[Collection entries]
========================
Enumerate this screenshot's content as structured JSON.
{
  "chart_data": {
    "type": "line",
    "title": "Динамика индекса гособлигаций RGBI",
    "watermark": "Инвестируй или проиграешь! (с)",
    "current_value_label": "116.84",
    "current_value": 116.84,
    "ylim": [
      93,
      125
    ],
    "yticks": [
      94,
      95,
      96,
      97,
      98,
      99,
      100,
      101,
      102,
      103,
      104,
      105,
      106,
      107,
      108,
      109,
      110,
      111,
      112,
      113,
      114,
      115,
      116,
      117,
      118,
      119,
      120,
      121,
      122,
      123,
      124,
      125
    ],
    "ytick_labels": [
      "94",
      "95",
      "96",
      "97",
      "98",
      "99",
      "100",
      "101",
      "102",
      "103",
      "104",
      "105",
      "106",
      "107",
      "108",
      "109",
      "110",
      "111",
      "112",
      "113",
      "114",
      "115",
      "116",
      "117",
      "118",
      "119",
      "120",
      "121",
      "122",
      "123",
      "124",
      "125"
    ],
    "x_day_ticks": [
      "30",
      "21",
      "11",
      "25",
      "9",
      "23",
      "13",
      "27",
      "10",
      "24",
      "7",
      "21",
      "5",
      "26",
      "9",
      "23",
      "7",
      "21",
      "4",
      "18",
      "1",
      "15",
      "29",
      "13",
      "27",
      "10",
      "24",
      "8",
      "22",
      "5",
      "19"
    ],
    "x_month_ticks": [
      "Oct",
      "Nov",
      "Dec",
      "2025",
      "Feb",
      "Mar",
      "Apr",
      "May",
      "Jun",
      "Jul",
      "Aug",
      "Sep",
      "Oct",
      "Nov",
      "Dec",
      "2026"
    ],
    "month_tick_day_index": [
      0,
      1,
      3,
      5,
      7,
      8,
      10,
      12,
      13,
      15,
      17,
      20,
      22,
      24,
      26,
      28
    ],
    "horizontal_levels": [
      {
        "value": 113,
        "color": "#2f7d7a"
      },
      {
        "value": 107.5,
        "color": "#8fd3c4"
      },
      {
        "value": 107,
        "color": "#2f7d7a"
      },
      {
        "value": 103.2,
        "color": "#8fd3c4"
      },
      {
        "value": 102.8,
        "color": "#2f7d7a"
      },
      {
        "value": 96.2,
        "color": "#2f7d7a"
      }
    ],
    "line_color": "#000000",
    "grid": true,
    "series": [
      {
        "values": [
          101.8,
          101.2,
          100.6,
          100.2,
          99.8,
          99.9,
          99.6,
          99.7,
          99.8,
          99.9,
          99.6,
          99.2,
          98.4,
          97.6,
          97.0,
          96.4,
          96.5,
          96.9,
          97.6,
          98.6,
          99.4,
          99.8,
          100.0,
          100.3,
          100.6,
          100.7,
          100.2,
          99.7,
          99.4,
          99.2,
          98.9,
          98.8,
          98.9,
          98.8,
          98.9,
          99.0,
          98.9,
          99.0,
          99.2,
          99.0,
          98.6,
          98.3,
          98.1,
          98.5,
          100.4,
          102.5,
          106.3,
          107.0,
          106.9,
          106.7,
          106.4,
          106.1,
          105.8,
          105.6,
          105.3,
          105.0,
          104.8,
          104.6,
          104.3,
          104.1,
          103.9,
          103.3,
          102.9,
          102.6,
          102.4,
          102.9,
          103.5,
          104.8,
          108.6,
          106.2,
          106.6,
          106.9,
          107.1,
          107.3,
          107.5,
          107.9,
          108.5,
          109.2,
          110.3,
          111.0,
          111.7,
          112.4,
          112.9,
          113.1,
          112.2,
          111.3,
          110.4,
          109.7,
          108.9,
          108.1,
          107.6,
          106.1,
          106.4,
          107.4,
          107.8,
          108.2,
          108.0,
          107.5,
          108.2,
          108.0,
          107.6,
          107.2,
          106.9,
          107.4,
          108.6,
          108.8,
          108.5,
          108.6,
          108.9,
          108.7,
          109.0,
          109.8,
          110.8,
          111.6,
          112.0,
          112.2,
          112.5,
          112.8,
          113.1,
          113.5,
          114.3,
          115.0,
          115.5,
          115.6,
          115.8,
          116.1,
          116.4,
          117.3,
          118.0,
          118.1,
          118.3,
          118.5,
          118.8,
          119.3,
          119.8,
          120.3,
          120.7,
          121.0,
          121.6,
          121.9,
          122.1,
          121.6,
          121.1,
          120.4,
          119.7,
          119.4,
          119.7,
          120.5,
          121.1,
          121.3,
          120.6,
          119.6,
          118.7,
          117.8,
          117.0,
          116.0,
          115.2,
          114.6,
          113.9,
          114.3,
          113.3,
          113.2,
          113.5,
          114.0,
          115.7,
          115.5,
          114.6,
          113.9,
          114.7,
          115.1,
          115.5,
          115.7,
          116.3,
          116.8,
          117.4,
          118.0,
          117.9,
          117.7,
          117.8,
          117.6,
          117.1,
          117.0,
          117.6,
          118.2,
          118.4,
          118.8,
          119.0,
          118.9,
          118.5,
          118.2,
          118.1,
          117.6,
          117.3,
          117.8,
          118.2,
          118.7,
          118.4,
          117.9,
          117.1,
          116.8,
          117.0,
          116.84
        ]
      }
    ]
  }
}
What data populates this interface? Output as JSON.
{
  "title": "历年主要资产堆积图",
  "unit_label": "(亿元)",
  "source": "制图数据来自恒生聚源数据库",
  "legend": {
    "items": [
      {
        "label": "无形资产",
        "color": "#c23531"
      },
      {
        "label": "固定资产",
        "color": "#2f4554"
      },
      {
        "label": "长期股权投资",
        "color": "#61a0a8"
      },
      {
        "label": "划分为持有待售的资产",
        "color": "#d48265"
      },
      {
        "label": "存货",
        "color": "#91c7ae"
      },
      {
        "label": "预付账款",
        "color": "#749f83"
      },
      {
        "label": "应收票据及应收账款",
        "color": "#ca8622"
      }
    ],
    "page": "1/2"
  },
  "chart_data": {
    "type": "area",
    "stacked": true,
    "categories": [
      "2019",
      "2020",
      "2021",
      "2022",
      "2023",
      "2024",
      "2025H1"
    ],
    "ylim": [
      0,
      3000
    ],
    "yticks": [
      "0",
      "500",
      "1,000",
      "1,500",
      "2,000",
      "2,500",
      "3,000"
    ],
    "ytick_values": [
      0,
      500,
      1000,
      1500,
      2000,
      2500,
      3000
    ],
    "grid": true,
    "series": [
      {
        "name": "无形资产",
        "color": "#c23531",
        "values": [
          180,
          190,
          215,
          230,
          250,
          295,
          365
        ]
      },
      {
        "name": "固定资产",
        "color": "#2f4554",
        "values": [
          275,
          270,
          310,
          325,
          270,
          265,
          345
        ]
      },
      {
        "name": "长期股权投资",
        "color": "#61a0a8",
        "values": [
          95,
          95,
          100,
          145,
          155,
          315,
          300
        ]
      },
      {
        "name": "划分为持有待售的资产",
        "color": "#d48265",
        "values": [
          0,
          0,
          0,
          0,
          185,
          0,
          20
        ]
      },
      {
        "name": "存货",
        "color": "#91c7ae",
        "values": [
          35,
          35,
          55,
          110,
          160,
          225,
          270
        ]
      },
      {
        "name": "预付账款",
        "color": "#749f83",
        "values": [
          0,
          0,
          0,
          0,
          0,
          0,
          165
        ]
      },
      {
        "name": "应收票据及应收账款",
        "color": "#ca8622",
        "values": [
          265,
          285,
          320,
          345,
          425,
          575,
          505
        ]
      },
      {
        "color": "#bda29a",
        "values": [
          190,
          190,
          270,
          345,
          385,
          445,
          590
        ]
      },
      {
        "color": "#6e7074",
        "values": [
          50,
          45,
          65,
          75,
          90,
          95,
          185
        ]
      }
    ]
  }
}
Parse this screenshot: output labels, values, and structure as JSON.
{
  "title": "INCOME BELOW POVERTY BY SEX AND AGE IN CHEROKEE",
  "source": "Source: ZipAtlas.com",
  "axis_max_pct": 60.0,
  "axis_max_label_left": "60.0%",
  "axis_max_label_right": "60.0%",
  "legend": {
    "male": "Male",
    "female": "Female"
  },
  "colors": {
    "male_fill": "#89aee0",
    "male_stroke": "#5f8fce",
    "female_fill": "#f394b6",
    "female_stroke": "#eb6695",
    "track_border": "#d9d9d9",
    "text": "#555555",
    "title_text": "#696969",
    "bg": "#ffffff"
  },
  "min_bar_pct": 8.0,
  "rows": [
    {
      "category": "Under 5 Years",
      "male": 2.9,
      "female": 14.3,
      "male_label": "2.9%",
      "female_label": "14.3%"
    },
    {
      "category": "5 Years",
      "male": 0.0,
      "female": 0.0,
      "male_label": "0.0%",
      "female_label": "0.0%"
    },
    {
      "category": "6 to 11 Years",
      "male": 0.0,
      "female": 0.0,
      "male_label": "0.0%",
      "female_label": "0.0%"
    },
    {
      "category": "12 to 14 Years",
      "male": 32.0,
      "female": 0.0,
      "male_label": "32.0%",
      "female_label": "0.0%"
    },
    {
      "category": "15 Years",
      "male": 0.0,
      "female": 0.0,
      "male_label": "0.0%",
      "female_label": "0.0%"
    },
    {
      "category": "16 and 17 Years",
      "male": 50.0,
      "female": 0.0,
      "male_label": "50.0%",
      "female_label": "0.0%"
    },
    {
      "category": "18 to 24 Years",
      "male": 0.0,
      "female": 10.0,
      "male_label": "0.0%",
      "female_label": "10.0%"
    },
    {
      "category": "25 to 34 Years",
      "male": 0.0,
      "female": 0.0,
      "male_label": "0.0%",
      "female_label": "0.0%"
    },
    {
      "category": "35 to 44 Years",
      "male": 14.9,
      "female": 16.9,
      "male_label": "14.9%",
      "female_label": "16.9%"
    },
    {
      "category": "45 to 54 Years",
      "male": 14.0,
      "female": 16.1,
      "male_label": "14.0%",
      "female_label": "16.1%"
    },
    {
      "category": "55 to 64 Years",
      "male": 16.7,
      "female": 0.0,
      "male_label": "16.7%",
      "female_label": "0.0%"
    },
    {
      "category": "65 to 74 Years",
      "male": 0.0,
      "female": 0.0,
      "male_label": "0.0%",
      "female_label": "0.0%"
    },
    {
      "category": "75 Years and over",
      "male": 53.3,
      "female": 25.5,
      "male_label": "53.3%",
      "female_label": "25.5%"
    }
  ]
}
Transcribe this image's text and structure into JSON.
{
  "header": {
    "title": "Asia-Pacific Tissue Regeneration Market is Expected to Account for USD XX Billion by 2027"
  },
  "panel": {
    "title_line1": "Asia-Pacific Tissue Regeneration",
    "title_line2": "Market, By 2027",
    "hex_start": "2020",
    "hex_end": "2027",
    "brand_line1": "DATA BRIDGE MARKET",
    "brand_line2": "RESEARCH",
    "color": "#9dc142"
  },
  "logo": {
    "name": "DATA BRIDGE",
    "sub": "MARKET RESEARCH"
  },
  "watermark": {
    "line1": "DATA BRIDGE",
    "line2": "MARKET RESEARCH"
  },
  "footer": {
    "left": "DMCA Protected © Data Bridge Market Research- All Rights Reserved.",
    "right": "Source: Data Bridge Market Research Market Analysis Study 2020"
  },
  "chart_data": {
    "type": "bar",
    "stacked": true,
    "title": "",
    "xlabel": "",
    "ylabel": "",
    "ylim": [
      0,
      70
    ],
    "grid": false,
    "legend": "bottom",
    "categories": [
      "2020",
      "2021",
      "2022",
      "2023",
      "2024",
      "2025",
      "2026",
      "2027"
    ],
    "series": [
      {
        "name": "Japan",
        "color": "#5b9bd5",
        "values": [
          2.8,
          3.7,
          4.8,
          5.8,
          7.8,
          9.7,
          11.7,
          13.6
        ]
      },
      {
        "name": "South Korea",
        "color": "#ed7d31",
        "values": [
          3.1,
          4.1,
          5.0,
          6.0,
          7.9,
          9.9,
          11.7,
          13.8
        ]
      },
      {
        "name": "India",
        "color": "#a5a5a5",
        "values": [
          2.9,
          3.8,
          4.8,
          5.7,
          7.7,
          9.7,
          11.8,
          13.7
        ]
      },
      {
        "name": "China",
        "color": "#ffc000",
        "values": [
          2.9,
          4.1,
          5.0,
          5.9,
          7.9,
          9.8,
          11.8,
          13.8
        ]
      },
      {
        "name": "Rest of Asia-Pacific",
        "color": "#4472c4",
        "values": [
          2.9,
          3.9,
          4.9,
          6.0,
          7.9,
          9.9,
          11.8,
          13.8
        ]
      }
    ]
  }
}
========================
YOUR INSTRUCTIONS:
Provide the count, and nothing else, of lines in the data above where the word "JSON" occurs.

IN RESPONSE:
4